= The problem =
Give back, character for character, the lines of the material from its first line up to and including the line with "white-pawn-glyph: ♟ (164, 228, 200, 268)".

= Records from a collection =
## Start

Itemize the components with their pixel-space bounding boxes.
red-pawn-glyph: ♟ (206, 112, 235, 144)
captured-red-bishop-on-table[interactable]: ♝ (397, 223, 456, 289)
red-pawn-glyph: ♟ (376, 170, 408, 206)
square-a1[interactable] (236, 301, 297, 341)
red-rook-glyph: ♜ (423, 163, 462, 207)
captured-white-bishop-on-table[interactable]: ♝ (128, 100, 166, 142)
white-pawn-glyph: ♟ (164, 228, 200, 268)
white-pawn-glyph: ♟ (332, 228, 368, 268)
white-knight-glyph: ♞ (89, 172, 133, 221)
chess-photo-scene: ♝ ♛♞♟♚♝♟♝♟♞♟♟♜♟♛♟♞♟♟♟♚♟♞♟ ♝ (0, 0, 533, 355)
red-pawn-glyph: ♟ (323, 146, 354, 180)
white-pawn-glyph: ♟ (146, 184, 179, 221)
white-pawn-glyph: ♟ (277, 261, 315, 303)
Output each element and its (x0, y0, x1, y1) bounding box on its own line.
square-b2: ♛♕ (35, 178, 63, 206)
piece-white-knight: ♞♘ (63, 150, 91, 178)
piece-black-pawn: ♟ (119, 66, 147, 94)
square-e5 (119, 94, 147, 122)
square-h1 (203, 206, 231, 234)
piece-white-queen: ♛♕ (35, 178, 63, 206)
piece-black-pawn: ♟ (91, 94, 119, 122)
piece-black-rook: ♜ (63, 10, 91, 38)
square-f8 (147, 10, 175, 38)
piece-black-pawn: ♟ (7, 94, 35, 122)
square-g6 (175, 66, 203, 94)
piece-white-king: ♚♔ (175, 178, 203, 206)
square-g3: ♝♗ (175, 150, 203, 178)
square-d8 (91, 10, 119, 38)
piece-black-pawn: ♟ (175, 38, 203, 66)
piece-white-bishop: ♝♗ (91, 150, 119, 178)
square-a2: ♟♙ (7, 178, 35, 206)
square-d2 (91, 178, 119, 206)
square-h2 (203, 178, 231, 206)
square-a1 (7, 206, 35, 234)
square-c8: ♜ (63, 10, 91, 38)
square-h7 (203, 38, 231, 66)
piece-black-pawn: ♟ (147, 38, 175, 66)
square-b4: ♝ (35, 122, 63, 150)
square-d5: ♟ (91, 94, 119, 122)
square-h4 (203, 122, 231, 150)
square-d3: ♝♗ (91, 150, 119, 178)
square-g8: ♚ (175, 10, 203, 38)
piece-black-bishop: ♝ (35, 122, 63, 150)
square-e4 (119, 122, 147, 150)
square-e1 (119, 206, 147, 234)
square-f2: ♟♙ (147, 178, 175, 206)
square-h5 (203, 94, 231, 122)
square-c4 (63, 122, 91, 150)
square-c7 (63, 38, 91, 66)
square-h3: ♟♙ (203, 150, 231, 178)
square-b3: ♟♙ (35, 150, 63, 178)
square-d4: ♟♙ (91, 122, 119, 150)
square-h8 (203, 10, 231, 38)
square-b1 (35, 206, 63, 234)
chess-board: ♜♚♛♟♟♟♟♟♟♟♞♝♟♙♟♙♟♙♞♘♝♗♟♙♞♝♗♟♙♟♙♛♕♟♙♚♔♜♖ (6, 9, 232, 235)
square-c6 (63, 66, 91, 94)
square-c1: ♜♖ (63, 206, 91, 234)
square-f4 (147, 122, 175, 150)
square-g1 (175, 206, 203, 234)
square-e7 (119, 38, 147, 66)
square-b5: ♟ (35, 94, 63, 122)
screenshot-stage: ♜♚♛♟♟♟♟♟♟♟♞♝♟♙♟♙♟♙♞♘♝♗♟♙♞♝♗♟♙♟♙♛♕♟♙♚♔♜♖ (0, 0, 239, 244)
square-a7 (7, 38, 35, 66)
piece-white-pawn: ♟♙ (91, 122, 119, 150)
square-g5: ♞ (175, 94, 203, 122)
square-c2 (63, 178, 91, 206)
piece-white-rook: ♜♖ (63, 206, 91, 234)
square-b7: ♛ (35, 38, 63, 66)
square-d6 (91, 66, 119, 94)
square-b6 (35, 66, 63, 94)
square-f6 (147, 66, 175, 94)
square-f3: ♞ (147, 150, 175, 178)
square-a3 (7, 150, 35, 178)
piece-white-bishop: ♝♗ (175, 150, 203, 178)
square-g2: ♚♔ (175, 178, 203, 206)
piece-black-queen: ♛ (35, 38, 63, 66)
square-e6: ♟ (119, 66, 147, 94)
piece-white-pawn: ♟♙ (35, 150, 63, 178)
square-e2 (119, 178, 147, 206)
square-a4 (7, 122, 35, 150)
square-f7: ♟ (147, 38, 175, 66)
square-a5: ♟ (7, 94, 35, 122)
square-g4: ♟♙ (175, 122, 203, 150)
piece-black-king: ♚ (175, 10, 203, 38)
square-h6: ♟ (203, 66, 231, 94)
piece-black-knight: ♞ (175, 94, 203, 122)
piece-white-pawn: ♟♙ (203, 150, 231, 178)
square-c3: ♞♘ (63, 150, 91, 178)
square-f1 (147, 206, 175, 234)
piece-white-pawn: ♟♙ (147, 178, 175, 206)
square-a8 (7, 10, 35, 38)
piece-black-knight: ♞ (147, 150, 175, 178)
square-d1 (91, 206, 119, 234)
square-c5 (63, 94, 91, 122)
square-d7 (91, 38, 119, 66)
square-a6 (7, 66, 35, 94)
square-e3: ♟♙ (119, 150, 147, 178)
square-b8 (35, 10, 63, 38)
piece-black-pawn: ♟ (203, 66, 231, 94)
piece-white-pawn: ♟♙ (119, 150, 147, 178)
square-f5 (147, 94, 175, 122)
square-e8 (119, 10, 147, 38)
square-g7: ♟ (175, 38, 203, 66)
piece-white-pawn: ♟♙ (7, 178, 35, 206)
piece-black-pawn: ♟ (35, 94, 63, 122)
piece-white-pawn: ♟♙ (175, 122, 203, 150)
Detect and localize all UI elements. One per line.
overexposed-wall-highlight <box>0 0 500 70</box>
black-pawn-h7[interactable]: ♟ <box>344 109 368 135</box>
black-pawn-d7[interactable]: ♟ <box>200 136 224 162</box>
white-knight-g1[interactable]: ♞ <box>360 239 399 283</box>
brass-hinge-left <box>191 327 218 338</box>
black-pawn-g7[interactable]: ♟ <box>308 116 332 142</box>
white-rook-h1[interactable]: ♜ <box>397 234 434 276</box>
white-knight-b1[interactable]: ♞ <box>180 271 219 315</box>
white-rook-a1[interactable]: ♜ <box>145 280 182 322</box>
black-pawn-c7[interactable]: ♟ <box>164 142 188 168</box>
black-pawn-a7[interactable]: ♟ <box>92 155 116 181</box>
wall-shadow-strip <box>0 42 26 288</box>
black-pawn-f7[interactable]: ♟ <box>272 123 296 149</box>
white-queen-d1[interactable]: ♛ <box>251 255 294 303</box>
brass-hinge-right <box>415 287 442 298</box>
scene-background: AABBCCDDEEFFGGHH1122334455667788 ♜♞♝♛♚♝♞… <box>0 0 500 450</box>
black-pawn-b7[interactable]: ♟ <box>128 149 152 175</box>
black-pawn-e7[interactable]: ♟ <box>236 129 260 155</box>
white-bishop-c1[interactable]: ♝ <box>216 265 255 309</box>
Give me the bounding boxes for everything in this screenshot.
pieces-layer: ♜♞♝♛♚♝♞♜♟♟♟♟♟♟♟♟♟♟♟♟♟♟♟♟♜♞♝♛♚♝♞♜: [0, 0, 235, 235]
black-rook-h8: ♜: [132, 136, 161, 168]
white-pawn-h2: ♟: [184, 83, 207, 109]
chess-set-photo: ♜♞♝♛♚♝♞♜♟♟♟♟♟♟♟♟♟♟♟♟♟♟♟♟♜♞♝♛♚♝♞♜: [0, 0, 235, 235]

## End

= Finished task =
Itemize the components with their pixel-space bounding boxes.
red-pawn-glyph: ♟ (206, 112, 235, 144)
captured-red-bishop-on-table[interactable]: ♝ (397, 223, 456, 289)
red-pawn-glyph: ♟ (376, 170, 408, 206)
square-a1[interactable] (236, 301, 297, 341)
red-rook-glyph: ♜ (423, 163, 462, 207)
captured-white-bishop-on-table[interactable]: ♝ (128, 100, 166, 142)
white-pawn-glyph: ♟ (164, 228, 200, 268)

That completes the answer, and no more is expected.